— BEGIN —
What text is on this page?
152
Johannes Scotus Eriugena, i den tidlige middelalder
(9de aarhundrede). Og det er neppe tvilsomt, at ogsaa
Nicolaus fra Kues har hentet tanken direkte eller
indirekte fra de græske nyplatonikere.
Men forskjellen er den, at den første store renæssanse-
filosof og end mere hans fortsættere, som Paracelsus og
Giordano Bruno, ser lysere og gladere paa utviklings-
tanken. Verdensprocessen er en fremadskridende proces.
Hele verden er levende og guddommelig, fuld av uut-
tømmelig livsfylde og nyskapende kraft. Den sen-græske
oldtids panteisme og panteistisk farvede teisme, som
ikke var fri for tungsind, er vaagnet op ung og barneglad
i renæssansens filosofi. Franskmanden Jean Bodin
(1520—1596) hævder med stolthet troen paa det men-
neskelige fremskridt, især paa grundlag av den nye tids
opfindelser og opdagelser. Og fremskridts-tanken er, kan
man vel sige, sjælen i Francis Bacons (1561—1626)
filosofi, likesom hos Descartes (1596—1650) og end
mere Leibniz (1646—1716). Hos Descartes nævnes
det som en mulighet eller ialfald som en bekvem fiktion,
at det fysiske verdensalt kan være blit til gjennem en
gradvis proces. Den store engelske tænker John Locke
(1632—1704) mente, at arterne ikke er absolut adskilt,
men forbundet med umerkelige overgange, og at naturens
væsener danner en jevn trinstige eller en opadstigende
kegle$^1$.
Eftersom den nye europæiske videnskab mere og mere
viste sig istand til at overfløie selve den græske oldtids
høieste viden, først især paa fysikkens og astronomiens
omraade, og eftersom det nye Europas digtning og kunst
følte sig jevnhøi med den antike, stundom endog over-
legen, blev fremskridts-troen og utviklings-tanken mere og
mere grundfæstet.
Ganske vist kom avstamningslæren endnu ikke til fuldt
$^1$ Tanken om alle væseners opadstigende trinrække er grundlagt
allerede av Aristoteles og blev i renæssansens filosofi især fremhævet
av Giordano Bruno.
— END —
__SHORT PROBLEM__. In the entries above, find each line with the word "troen" and show it.

__RESPONSE__.
(1520—1596) hævder med stolthet troen paa det men-
legen, blev fremskridts-troen og utviklings-tanken mere og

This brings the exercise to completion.